◆ GIVEN INSTRUCTION: Give every line again exactly as it appears, please, but not the pictures.

◆ EXERCISE DATA:
■ ■ ■ ■ ■ ■ ■

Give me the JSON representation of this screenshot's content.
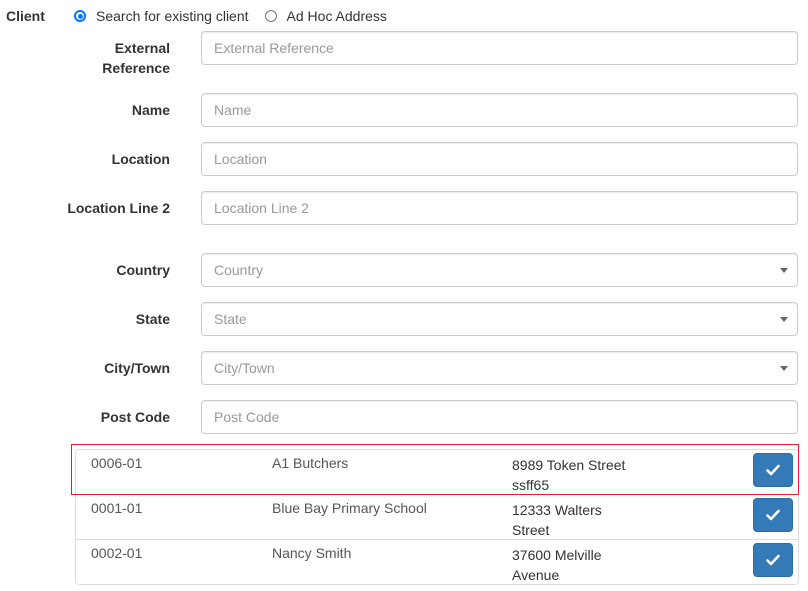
{
  "client": {
    "label": "Client",
    "options": [
      {
        "label": "Search for existing client",
        "checked": true
      },
      {
        "label": "Ad Hoc Address",
        "checked": false
      }
    ]
  },
  "fields": {
    "external_reference": {
      "label": "External Reference",
      "placeholder": "External Reference",
      "value": ""
    },
    "name": {
      "label": "Name",
      "placeholder": "Name",
      "value": ""
    },
    "location": {
      "label": "Location",
      "placeholder": "Location",
      "value": ""
    },
    "location_line_2": {
      "label": "Location Line 2",
      "placeholder": "Location Line 2",
      "value": ""
    },
    "country": {
      "label": "Country",
      "placeholder": "Country",
      "value": ""
    },
    "state": {
      "label": "State",
      "placeholder": "State",
      "value": ""
    },
    "city_town": {
      "label": "City/Town",
      "placeholder": "City/Town",
      "value": ""
    },
    "post_code": {
      "label": "Post Code",
      "placeholder": "Post Code",
      "value": ""
    }
  },
  "results": [
    {
      "ref": "0006-01",
      "name": "A1 Butchers",
      "address": "8989 Token Street ssff65",
      "highlighted": true
    },
    {
      "ref": "0001-01",
      "name": "Blue Bay Primary School",
      "address": "12333 Walters Street",
      "highlighted": false
    },
    {
      "ref": "0002-01",
      "name": "Nancy Smith",
      "address": "37600 Melville Avenue",
      "highlighted": false
    }
  ],
  "colors": {
    "accent": "#0075ff",
    "button": "#337ab7",
    "highlight_border": "#d9232e"
  }
}
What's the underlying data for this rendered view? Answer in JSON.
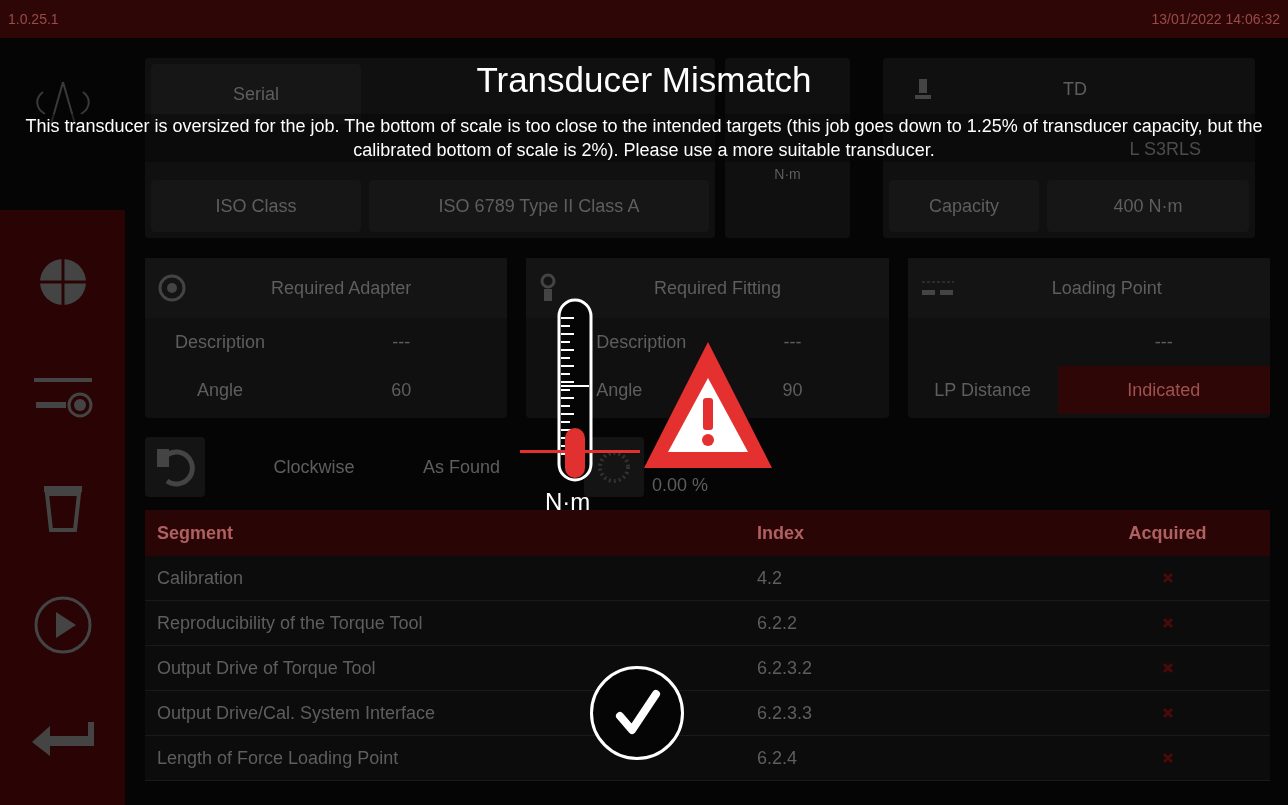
{
  "status_bar": {
    "version": "1.0.25.1",
    "datetime": "13/01/2022 14:06:32"
  },
  "identity": {
    "serial_label": "Serial",
    "iso_class_label": "ISO Class",
    "iso_class_value": "ISO 6789 Type II Class A",
    "unit": "N·m",
    "td_label": "TD",
    "td_value": "L S3RLS",
    "capacity_label": "Capacity",
    "capacity_value": "400 N·m"
  },
  "panels": [
    {
      "title": "Required Adapter",
      "kind": "adapter",
      "rows": [
        {
          "label": "Description",
          "value": "---",
          "highlighted": false
        },
        {
          "label": "Angle",
          "value": "60",
          "highlighted": false
        }
      ]
    },
    {
      "title": "Required Fitting",
      "kind": "fitting",
      "rows": [
        {
          "label": "Description",
          "value": "---",
          "highlighted": false
        },
        {
          "label": "Angle",
          "value": "90",
          "highlighted": false
        }
      ]
    },
    {
      "title": "Loading Point",
      "kind": "loading",
      "rows": [
        {
          "value": "---",
          "highlighted": false
        },
        {
          "label": "LP Distance",
          "value": "Indicated",
          "highlighted": true
        }
      ]
    }
  ],
  "direction": {
    "rotation": "Clockwise",
    "mode": "As Found",
    "deviation": "0.00 %"
  },
  "table": {
    "columns": [
      "Segment",
      "Index",
      "Acquired"
    ],
    "rows": [
      {
        "segment": "Calibration",
        "index": "4.2",
        "acquired": false
      },
      {
        "segment": "Reproducibility of the Torque Tool",
        "index": "6.2.2",
        "acquired": false
      },
      {
        "segment": "Output Drive of Torque Tool",
        "index": "6.2.3.2",
        "acquired": false
      },
      {
        "segment": "Output Drive/Cal. System Interface",
        "index": "6.2.3.3",
        "acquired": false
      },
      {
        "segment": "Length of Force Loading Point",
        "index": "6.2.4",
        "acquired": false
      }
    ]
  },
  "dialog": {
    "title": "Transducer Mismatch",
    "message": "This transducer is oversized for the job. The bottom of scale is too close to the intended targets (this job goes down to 1.25% of transducer capacity, but the calibrated bottom of scale is 2%). Please use a more suitable transducer.",
    "unit": "N·m"
  }
}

■ ■ ■ ■ ■ ■ ■

◆ EXERCISE ANSWER:
Give me the JSON representation of this screenshot's content.
{
  "client": {
    "label": "Client",
    "options": [
      {
        "label": "Search for existing client",
        "checked": true
      },
      {
        "label": "Ad Hoc Address",
        "checked": false
      }
    ]
  },
  "fields": {
    "external_reference": {
      "label": "External Reference",
      "placeholder": "External Reference",
      "value": ""
    },
    "name": {
      "label": "Name",
      "placeholder": "Name",
      "value": ""
    },
    "location": {
      "label": "Location",
      "placeholder": "Location",
      "value": ""
    },
    "location_line_2": {
      "label": "Location Line 2",
      "placeholder": "Location Line 2",
      "value": ""
    },
    "country": {
      "label": "Country",
      "placeholder": "Country",
      "value": ""
    },
    "state": {
      "label": "State",
      "placeholder": "State",
      "value": ""
    },
    "city_town": {
      "label": "City/Town",
      "placeholder": "City/Town",
      "value": ""
    },
    "post_code": {
      "label": "Post Code",
      "placeholder": "Post Code",
      "value": ""
    }
  },
  "results": [
    {
      "ref": "0006-01",
      "name": "A1 Butchers",
      "address": "8989 Token Street ssff65",
      "highlighted": true
    },
    {
      "ref": "0001-01",
      "name": "Blue Bay Primary School",
      "address": "12333 Walters Street",
      "highlighted": false
    },
    {
      "ref": "0002-01",
      "name": "Nancy Smith",
      "address": "37600 Melville Avenue",
      "highlighted": false
    }
  ],
  "colors": {
    "accent": "#0075ff",
    "button": "#337ab7",
    "highlight_border": "#d9232e"
  }
}
What's the underlying data for this rendered view? Answer in JSON.
{
  "status_bar": {
    "version": "1.0.25.1",
    "datetime": "13/01/2022 14:06:32"
  },
  "identity": {
    "serial_label": "Serial",
    "iso_class_label": "ISO Class",
    "iso_class_value": "ISO 6789 Type II Class A",
    "unit": "N·m",
    "td_label": "TD",
    "td_value": "L S3RLS",
    "capacity_label": "Capacity",
    "capacity_value": "400 N·m"
  },
  "panels": [
    {
      "title": "Required Adapter",
      "kind": "adapter",
      "rows": [
        {
          "label": "Description",
          "value": "---",
          "highlighted": false
        },
        {
          "label": "Angle",
          "value": "60",
          "highlighted": false
        }
      ]
    },
    {
      "title": "Required Fitting",
      "kind": "fitting",
      "rows": [
        {
          "label": "Description",
          "value": "---",
          "highlighted": false
        },
        {
          "label": "Angle",
          "value": "90",
          "highlighted": false
        }
      ]
    },
    {
      "title": "Loading Point",
      "kind": "loading",
      "rows": [
        {
          "value": "---",
          "highlighted": false
        },
        {
          "label": "LP Distance",
          "value": "Indicated",
          "highlighted": true
        }
      ]
    }
  ],
  "direction": {
    "rotation": "Clockwise",
    "mode": "As Found",
    "deviation": "0.00 %"
  },
  "table": {
    "columns": [
      "Segment",
      "Index",
      "Acquired"
    ],
    "rows": [
      {
        "segment": "Calibration",
        "index": "4.2",
        "acquired": false
      },
      {
        "segment": "Reproducibility of the Torque Tool",
        "index": "6.2.2",
        "acquired": false
      },
      {
        "segment": "Output Drive of Torque Tool",
        "index": "6.2.3.2",
        "acquired": false
      },
      {
        "segment": "Output Drive/Cal. System Interface",
        "index": "6.2.3.3",
        "acquired": false
      },
      {
        "segment": "Length of Force Loading Point",
        "index": "6.2.4",
        "acquired": false
      }
    ]
  },
  "dialog": {
    "title": "Transducer Mismatch",
    "message": "This transducer is oversized for the job. The bottom of scale is too close to the intended targets (this job goes down to 1.25% of transducer capacity, but the calibrated bottom of scale is 2%). Please use a more suitable transducer.",
    "unit": "N·m"
  }
}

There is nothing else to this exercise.